__Work to complete__
Transcribe all the records exactly and omit any images they hold.

__Records__

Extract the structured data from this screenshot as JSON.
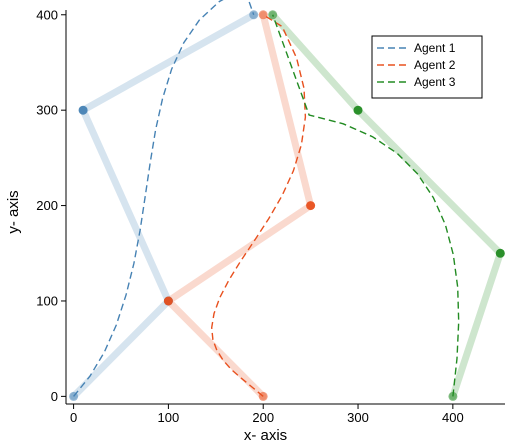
{
  "chart_data": {
    "type": "line",
    "xlabel": "x- axis",
    "ylabel": "y- axis",
    "xlim": [
      -8,
      455
    ],
    "ylim": [
      -8,
      405
    ],
    "xticks": [
      0,
      100,
      200,
      300,
      400
    ],
    "yticks": [
      0,
      100,
      200,
      300,
      400
    ],
    "grid": false,
    "legend_position": "top-right",
    "series": [
      {
        "name": "Agent 1",
        "color": "#4682b4",
        "control_points": [
          [
            0,
            0
          ],
          [
            100,
            100
          ],
          [
            10,
            300
          ],
          [
            190,
            400
          ]
        ],
        "curve": [
          [
            0,
            0
          ],
          [
            17.3,
            21.2
          ],
          [
            32.4,
            46.3
          ],
          [
            45.0,
            74.8
          ],
          [
            55.3,
            106.1
          ],
          [
            63.6,
            139.4
          ],
          [
            70.2,
            174.2
          ],
          [
            75.5,
            209.6
          ],
          [
            80.8,
            244.9
          ],
          [
            86.5,
            279.4
          ],
          [
            93.9,
            312.3
          ],
          [
            103.4,
            342.9
          ],
          [
            116.1,
            370.5
          ],
          [
            132.6,
            394.4
          ],
          [
            153.8,
            413.9
          ],
          [
            180.0,
            428.1
          ],
          [
            190,
            400
          ]
        ],
        "line_style": "dashed"
      },
      {
        "name": "Agent 2",
        "color": "#e8501e",
        "control_points": [
          [
            200,
            0
          ],
          [
            100,
            100
          ],
          [
            250,
            200
          ],
          [
            200,
            400
          ]
        ],
        "curve": [
          [
            200,
            0
          ],
          [
            188.3,
            9.7
          ],
          [
            176.9,
            19.0
          ],
          [
            166.3,
            28.2
          ],
          [
            157.7,
            37.9
          ],
          [
            151.2,
            48.2
          ],
          [
            146.9,
            59.4
          ],
          [
            145.7,
            72.1
          ],
          [
            148.1,
            86.8
          ],
          [
            154.2,
            103.5
          ],
          [
            163.8,
            121.9
          ],
          [
            176.3,
            141.9
          ],
          [
            190.8,
            163.4
          ],
          [
            205.8,
            186.2
          ],
          [
            219.9,
            210.5
          ],
          [
            231.8,
            236.4
          ],
          [
            240.3,
            263.8
          ],
          [
            244.5,
            292.7
          ],
          [
            243.0,
            322.9
          ],
          [
            235.2,
            354.6
          ],
          [
            220.0,
            387.6
          ],
          [
            200,
            400
          ]
        ],
        "line_style": "dashed"
      },
      {
        "name": "Agent 3",
        "color": "#228b22",
        "control_points": [
          [
            400,
            0
          ],
          [
            450,
            150
          ],
          [
            300,
            300
          ],
          [
            210,
            400
          ]
        ],
        "curve": [
          [
            400,
            0
          ],
          [
            404.4,
            39.8
          ],
          [
            406.2,
            78.1
          ],
          [
            405.1,
            114.4
          ],
          [
            400.5,
            148.5
          ],
          [
            392.1,
            179.8
          ],
          [
            379.5,
            208.2
          ],
          [
            362.7,
            233.3
          ],
          [
            341.4,
            254.7
          ],
          [
            315.3,
            272.2
          ],
          [
            284.4,
            285.7
          ],
          [
            248.4,
            294.9
          ],
          [
            210,
            400
          ]
        ],
        "line_style": "dashed"
      }
    ]
  },
  "legend": {
    "items": [
      {
        "label": "Agent 1",
        "color": "#4682b4"
      },
      {
        "label": "Agent 2",
        "color": "#e8501e"
      },
      {
        "label": "Agent 3",
        "color": "#228b22"
      }
    ]
  }
}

__Solved problem__
Extract the structured data from this screenshot as JSON.
{
  "chart_data": {
    "type": "line",
    "xlabel": "x- axis",
    "ylabel": "y- axis",
    "xlim": [
      -8,
      455
    ],
    "ylim": [
      -8,
      405
    ],
    "xticks": [
      0,
      100,
      200,
      300,
      400
    ],
    "yticks": [
      0,
      100,
      200,
      300,
      400
    ],
    "grid": false,
    "legend_position": "top-right",
    "series": [
      {
        "name": "Agent 1",
        "color": "#4682b4",
        "control_points": [
          [
            0,
            0
          ],
          [
            100,
            100
          ],
          [
            10,
            300
          ],
          [
            190,
            400
          ]
        ],
        "curve": [
          [
            0,
            0
          ],
          [
            17.3,
            21.2
          ],
          [
            32.4,
            46.3
          ],
          [
            45.0,
            74.8
          ],
          [
            55.3,
            106.1
          ],
          [
            63.6,
            139.4
          ],
          [
            70.2,
            174.2
          ],
          [
            75.5,
            209.6
          ],
          [
            80.8,
            244.9
          ],
          [
            86.5,
            279.4
          ],
          [
            93.9,
            312.3
          ],
          [
            103.4,
            342.9
          ],
          [
            116.1,
            370.5
          ],
          [
            132.6,
            394.4
          ],
          [
            153.8,
            413.9
          ],
          [
            180.0,
            428.1
          ],
          [
            190,
            400
          ]
        ],
        "line_style": "dashed"
      },
      {
        "name": "Agent 2",
        "color": "#e8501e",
        "control_points": [
          [
            200,
            0
          ],
          [
            100,
            100
          ],
          [
            250,
            200
          ],
          [
            200,
            400
          ]
        ],
        "curve": [
          [
            200,
            0
          ],
          [
            188.3,
            9.7
          ],
          [
            176.9,
            19.0
          ],
          [
            166.3,
            28.2
          ],
          [
            157.7,
            37.9
          ],
          [
            151.2,
            48.2
          ],
          [
            146.9,
            59.4
          ],
          [
            145.7,
            72.1
          ],
          [
            148.1,
            86.8
          ],
          [
            154.2,
            103.5
          ],
          [
            163.8,
            121.9
          ],
          [
            176.3,
            141.9
          ],
          [
            190.8,
            163.4
          ],
          [
            205.8,
            186.2
          ],
          [
            219.9,
            210.5
          ],
          [
            231.8,
            236.4
          ],
          [
            240.3,
            263.8
          ],
          [
            244.5,
            292.7
          ],
          [
            243.0,
            322.9
          ],
          [
            235.2,
            354.6
          ],
          [
            220.0,
            387.6
          ],
          [
            200,
            400
          ]
        ],
        "line_style": "dashed"
      },
      {
        "name": "Agent 3",
        "color": "#228b22",
        "control_points": [
          [
            400,
            0
          ],
          [
            450,
            150
          ],
          [
            300,
            300
          ],
          [
            210,
            400
          ]
        ],
        "curve": [
          [
            400,
            0
          ],
          [
            404.4,
            39.8
          ],
          [
            406.2,
            78.1
          ],
          [
            405.1,
            114.4
          ],
          [
            400.5,
            148.5
          ],
          [
            392.1,
            179.8
          ],
          [
            379.5,
            208.2
          ],
          [
            362.7,
            233.3
          ],
          [
            341.4,
            254.7
          ],
          [
            315.3,
            272.2
          ],
          [
            284.4,
            285.7
          ],
          [
            248.4,
            294.9
          ],
          [
            210,
            400
          ]
        ],
        "line_style": "dashed"
      }
    ]
  },
  "legend": {
    "items": [
      {
        "label": "Agent 1",
        "color": "#4682b4"
      },
      {
        "label": "Agent 2",
        "color": "#e8501e"
      },
      {
        "label": "Agent 3",
        "color": "#228b22"
      }
    ]
  }
}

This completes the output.